=== Instruction ===
Output every line of the data exactly as it appears.

Dataset entries:
Begin

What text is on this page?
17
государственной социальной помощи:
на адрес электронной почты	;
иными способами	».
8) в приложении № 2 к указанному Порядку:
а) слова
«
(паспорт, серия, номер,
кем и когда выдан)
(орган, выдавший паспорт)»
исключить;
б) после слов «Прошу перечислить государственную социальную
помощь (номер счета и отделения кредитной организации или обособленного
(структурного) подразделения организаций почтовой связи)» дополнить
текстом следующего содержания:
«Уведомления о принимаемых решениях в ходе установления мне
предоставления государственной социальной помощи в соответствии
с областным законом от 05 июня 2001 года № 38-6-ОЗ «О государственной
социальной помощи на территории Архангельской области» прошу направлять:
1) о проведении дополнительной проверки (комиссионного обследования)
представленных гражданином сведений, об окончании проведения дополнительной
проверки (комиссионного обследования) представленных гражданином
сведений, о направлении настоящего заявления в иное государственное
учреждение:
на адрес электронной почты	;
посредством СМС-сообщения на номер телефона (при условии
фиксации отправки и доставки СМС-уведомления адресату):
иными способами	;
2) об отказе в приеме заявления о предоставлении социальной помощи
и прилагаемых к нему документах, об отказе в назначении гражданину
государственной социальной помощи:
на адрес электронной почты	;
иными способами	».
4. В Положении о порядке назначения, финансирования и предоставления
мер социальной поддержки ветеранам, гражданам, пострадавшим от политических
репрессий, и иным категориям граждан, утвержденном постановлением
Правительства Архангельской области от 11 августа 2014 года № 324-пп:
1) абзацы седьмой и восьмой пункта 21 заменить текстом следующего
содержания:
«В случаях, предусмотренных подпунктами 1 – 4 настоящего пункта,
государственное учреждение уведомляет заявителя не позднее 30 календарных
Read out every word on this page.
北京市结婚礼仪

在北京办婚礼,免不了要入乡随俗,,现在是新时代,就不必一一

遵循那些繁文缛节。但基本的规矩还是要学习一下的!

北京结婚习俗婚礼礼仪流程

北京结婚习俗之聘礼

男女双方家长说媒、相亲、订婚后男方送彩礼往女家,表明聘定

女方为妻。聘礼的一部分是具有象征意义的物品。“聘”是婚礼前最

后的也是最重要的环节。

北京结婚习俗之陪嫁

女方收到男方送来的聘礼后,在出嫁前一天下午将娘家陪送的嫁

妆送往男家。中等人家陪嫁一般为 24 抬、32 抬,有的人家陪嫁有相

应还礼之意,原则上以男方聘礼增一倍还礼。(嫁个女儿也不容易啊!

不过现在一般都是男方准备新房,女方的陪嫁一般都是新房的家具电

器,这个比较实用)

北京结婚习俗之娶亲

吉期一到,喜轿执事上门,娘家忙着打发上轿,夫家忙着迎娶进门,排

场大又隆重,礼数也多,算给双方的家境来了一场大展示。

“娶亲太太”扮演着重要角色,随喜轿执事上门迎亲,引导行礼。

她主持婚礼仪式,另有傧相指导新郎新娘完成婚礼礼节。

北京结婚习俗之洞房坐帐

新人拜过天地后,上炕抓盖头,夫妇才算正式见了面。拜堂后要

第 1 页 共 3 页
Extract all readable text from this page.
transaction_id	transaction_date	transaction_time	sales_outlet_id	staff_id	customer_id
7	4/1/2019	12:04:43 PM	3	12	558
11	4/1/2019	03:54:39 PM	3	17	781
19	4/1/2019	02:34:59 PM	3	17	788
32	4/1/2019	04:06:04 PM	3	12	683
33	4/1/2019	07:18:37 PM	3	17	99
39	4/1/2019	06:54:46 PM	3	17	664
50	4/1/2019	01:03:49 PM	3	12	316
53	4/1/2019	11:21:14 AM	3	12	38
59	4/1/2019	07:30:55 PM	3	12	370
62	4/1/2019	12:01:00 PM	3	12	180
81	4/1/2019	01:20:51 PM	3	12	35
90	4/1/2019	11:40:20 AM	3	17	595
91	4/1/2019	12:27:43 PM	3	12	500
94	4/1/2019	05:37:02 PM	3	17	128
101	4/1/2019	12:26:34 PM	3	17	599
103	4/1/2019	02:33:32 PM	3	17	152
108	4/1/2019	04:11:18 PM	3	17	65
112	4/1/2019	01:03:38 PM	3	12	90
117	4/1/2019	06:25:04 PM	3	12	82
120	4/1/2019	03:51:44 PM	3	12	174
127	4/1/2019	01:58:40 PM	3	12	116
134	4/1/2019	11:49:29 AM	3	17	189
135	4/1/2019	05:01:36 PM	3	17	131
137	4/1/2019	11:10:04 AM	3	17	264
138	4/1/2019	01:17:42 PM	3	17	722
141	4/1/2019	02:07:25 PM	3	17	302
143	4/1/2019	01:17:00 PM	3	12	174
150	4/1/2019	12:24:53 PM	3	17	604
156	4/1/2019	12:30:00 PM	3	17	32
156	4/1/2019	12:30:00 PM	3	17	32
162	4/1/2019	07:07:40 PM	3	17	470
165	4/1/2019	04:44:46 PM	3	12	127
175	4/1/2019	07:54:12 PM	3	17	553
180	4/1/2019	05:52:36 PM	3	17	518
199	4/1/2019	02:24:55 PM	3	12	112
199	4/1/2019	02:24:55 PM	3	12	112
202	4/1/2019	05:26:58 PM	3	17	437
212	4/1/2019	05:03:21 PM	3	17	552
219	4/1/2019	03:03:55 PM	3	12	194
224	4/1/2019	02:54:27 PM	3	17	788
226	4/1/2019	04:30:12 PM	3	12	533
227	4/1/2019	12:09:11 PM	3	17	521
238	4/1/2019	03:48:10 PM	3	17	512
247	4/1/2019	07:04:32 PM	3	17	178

End

=== Reply to the task ===
What text is on this page?
17
государственной социальной помощи:
на адрес электронной почты	;
иными способами	».
8) в приложении № 2 к указанному Порядку:
а) слова
«
(паспорт, серия, номер,
кем и когда выдан)
(орган, выдавший паспорт)»
исключить;
б) после слов «Прошу перечислить государственную социальную
помощь (номер счета и отделения кредитной организации или обособленного
(структурного) подразделения организаций почтовой связи)» дополнить
текстом следующего содержания:
«Уведомления о принимаемых решениях в ходе установления мне
предоставления государственной социальной помощи в соответствии
с областным законом от 05 июня 2001 года № 38-6-ОЗ «О государственной
социальной помощи на территории Архангельской области» прошу направлять:
1) о проведении дополнительной проверки (комиссионного обследования)
представленных гражданином сведений, об окончании проведения дополнительной
проверки (комиссионного обследования) представленных гражданином
сведений, о направлении настоящего заявления в иное государственное
учреждение:
на адрес электронной почты	;
посредством СМС-сообщения на номер телефона (при условии
фиксации отправки и доставки СМС-уведомления адресату):
иными способами	;
2) об отказе в приеме заявления о предоставлении социальной помощи
и прилагаемых к нему документах, об отказе в назначении гражданину
государственной социальной помощи:
на адрес электронной почты	;
иными способами	».
4. В Положении о порядке назначения, финансирования и предоставления
мер социальной поддержки ветеранам, гражданам, пострадавшим от политических
репрессий, и иным категориям граждан, утвержденном постановлением
Правительства Архангельской области от 11 августа 2014 года № 324-пп:
1) абзацы седьмой и восьмой пункта 21 заменить текстом следующего
содержания:
«В случаях, предусмотренных подпунктами 1 – 4 настоящего пункта,
государственное учреждение уведомляет заявителя не позднее 30 календарных
Read out every word on this page.
北京市结婚礼仪

在北京办婚礼,免不了要入乡随俗,,现在是新时代,就不必一一

遵循那些繁文缛节。但基本的规矩还是要学习一下的!

北京结婚习俗婚礼礼仪流程

北京结婚习俗之聘礼

男女双方家长说媒、相亲、订婚后男方送彩礼往女家,表明聘定

女方为妻。聘礼的一部分是具有象征意义的物品。“聘”是婚礼前最

后的也是最重要的环节。

北京结婚习俗之陪嫁

女方收到男方送来的聘礼后,在出嫁前一天下午将娘家陪送的嫁

妆送往男家。中等人家陪嫁一般为 24 抬、32 抬,有的人家陪嫁有相

应还礼之意,原则上以男方聘礼增一倍还礼。(嫁个女儿也不容易啊!

不过现在一般都是男方准备新房,女方的陪嫁一般都是新房的家具电

器,这个比较实用)

北京结婚习俗之娶亲

吉期一到,喜轿执事上门,娘家忙着打发上轿,夫家忙着迎娶进门,排

场大又隆重,礼数也多,算给双方的家境来了一场大展示。

“娶亲太太”扮演着重要角色,随喜轿执事上门迎亲,引导行礼。

她主持婚礼仪式,另有傧相指导新郎新娘完成婚礼礼节。

北京结婚习俗之洞房坐帐

新人拜过天地后,上炕抓盖头,夫妇才算正式见了面。拜堂后要

第 1 页 共 3 页
Extract all readable text from this page.
transaction_id	transaction_date	transaction_time	sales_outlet_id	staff_id	customer_id
7	4/1/2019	12:04:43 PM	3	12	558
11	4/1/2019	03:54:39 PM	3	17	781
19	4/1/2019	02:34:59 PM	3	17	788
32	4/1/2019	04:06:04 PM	3	12	683
33	4/1/2019	07:18:37 PM	3	17	99
39	4/1/2019	06:54:46 PM	3	17	664
50	4/1/2019	01:03:49 PM	3	12	316
53	4/1/2019	11:21:14 AM	3	12	38
59	4/1/2019	07:30:55 PM	3	12	370
62	4/1/2019	12:01:00 PM	3	12	180
81	4/1/2019	01:20:51 PM	3	12	35
90	4/1/2019	11:40:20 AM	3	17	595
91	4/1/2019	12:27:43 PM	3	12	500
94	4/1/2019	05:37:02 PM	3	17	128
101	4/1/2019	12:26:34 PM	3	17	599
103	4/1/2019	02:33:32 PM	3	17	152
108	4/1/2019	04:11:18 PM	3	17	65
112	4/1/2019	01:03:38 PM	3	12	90
117	4/1/2019	06:25:04 PM	3	12	82
120	4/1/2019	03:51:44 PM	3	12	174
127	4/1/2019	01:58:40 PM	3	12	116
134	4/1/2019	11:49:29 AM	3	17	189
135	4/1/2019	05:01:36 PM	3	17	131
137	4/1/2019	11:10:04 AM	3	17	264
138	4/1/2019	01:17:42 PM	3	17	722
141	4/1/2019	02:07:25 PM	3	17	302
143	4/1/2019	01:17:00 PM	3	12	174
150	4/1/2019	12:24:53 PM	3	17	604
156	4/1/2019	12:30:00 PM	3	17	32
156	4/1/2019	12:30:00 PM	3	17	32
162	4/1/2019	07:07:40 PM	3	17	470
165	4/1/2019	04:44:46 PM	3	12	127
175	4/1/2019	07:54:12 PM	3	17	553
180	4/1/2019	05:52:36 PM	3	17	518
199	4/1/2019	02:24:55 PM	3	12	112
199	4/1/2019	02:24:55 PM	3	12	112
202	4/1/2019	05:26:58 PM	3	17	437
212	4/1/2019	05:03:21 PM	3	17	552
219	4/1/2019	03:03:55 PM	3	12	194
224	4/1/2019	02:54:27 PM	3	17	788
226	4/1/2019	04:30:12 PM	3	12	533
227	4/1/2019	12:09:11 PM	3	17	521
238	4/1/2019	03:48:10 PM	3	17	512
247	4/1/2019	07:04:32 PM	3	17	178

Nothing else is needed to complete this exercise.